◆ Problem to work on:
Print the range of lines that opens with the line containing "Transcribe this image's" and closes with the last line of the listing. Include both ends; print nothing more.

◆ Task input:
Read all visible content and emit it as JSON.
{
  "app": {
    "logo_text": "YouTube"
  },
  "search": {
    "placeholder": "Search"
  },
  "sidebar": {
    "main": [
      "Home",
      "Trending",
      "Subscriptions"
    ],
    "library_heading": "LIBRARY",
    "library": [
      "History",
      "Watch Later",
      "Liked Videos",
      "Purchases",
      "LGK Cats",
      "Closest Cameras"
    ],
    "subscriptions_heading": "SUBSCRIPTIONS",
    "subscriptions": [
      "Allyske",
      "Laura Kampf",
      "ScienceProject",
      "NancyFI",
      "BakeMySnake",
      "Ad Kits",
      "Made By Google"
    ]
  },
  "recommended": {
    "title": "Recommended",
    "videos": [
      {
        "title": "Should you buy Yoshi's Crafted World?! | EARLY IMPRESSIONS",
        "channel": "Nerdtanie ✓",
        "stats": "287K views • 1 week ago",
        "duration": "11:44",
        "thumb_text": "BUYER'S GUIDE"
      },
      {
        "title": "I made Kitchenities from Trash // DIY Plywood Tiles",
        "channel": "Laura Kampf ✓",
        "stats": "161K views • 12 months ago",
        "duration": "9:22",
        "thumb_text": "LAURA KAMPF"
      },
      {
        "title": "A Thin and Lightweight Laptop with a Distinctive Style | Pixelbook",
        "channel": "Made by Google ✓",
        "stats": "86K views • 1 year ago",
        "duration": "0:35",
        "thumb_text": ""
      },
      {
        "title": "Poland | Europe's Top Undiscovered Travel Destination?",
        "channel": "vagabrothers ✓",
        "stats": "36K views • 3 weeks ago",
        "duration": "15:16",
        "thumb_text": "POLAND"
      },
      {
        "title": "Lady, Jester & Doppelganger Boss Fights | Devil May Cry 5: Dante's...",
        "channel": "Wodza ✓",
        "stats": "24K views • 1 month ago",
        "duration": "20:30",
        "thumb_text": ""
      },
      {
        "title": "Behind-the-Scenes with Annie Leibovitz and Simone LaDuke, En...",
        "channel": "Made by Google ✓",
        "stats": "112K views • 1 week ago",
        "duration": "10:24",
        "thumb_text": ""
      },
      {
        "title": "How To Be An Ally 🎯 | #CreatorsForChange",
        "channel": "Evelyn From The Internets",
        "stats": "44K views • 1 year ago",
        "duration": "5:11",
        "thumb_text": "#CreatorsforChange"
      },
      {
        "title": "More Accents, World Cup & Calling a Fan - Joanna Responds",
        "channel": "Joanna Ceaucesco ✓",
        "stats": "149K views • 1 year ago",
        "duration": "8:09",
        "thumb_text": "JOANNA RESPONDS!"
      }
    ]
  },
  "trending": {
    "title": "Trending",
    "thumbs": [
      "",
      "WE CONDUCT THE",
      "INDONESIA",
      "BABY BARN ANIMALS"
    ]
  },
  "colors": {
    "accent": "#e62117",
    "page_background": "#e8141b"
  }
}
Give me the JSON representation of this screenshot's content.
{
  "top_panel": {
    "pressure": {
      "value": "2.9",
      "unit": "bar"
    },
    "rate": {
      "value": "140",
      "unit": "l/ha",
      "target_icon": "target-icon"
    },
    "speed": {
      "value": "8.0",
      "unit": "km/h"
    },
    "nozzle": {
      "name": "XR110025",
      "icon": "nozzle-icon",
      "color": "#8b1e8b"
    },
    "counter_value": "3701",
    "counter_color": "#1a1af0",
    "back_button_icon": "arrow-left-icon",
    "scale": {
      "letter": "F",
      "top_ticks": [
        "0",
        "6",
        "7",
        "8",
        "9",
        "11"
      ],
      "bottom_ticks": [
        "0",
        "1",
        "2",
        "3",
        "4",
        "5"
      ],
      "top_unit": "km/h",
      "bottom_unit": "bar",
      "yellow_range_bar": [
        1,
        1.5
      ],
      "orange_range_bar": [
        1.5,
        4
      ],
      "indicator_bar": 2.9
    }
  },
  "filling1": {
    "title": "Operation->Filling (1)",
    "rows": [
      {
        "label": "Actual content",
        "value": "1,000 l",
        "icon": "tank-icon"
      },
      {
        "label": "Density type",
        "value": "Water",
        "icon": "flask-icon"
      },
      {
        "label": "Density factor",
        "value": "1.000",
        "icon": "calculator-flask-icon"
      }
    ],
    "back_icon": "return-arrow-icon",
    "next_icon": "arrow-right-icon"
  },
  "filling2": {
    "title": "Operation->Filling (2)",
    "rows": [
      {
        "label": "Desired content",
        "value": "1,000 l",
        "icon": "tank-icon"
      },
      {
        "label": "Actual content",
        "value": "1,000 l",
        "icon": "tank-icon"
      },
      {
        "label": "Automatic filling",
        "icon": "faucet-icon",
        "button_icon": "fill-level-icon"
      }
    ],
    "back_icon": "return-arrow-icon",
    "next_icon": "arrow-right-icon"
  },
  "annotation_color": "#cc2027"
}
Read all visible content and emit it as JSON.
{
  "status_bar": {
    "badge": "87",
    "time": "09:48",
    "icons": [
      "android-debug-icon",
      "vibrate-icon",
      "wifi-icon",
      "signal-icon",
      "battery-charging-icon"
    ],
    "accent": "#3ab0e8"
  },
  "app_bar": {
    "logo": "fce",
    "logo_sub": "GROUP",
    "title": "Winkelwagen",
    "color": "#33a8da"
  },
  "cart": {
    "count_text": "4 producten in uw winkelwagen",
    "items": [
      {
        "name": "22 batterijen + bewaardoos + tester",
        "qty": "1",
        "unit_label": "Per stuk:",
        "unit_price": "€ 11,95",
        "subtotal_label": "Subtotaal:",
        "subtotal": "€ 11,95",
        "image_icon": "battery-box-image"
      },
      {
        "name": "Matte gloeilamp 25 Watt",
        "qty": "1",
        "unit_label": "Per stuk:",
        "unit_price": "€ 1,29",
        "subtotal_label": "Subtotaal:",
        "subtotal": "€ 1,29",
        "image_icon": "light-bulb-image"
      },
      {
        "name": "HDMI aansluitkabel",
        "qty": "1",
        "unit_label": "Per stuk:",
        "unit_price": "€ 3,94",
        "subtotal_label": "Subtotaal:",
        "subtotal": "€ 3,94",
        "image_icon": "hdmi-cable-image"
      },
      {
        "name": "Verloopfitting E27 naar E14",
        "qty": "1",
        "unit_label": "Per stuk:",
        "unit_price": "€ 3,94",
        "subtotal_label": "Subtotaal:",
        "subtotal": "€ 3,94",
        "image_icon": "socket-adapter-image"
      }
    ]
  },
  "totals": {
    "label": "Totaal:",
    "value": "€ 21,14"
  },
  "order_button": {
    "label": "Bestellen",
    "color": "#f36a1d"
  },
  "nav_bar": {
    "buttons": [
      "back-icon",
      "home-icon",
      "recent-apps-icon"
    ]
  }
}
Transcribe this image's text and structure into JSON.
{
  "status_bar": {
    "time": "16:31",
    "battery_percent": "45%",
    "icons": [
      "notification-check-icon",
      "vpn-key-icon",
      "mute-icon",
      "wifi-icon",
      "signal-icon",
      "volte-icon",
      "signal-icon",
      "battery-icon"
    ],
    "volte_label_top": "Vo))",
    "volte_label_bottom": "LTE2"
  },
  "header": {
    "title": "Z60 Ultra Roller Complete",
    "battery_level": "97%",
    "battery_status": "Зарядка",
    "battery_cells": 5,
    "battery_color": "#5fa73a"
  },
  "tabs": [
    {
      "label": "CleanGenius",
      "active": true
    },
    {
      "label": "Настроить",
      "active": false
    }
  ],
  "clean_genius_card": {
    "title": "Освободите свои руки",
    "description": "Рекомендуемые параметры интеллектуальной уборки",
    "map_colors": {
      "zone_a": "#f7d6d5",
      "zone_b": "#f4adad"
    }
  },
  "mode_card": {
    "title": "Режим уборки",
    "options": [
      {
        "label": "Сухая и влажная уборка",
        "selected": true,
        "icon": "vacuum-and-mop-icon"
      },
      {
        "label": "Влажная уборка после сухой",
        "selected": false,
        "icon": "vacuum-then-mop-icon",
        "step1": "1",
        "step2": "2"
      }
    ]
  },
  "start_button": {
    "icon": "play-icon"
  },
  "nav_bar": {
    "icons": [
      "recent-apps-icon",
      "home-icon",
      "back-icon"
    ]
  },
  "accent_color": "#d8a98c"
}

◆ Full solution:
Transcribe this image's text and structure into JSON.
{
  "status_bar": {
    "time": "16:31",
    "battery_percent": "45%",
    "icons": [
      "notification-check-icon",
      "vpn-key-icon",
      "mute-icon",
      "wifi-icon",
      "signal-icon",
      "volte-icon",
      "signal-icon",
      "battery-icon"
    ],
    "volte_label_top": "Vo))",
    "volte_label_bottom": "LTE2"
  },
  "header": {
    "title": "Z60 Ultra Roller Complete",
    "battery_level": "97%",
    "battery_status": "Зарядка",
    "battery_cells": 5,
    "battery_color": "#5fa73a"
  },
  "tabs": [
    {
      "label": "CleanGenius",
      "active": true
    },
    {
      "label": "Настроить",
      "active": false
    }
  ],
  "clean_genius_card": {
    "title": "Освободите свои руки",
    "description": "Рекомендуемые параметры интеллектуальной уборки",
    "map_colors": {
      "zone_a": "#f7d6d5",
      "zone_b": "#f4adad"
    }
  },
  "mode_card": {
    "title": "Режим уборки",
    "options": [
      {
        "label": "Сухая и влажная уборка",
        "selected": true,
        "icon": "vacuum-and-mop-icon"
      },
      {
        "label": "Влажная уборка после сухой",
        "selected": false,
        "icon": "vacuum-then-mop-icon",
        "step1": "1",
        "step2": "2"
      }
    ]
  },
  "start_button": {
    "icon": "play-icon"
  },
  "nav_bar": {
    "icons": [
      "recent-apps-icon",
      "home-icon",
      "back-icon"
    ]
  },
  "accent_color": "#d8a98c"
}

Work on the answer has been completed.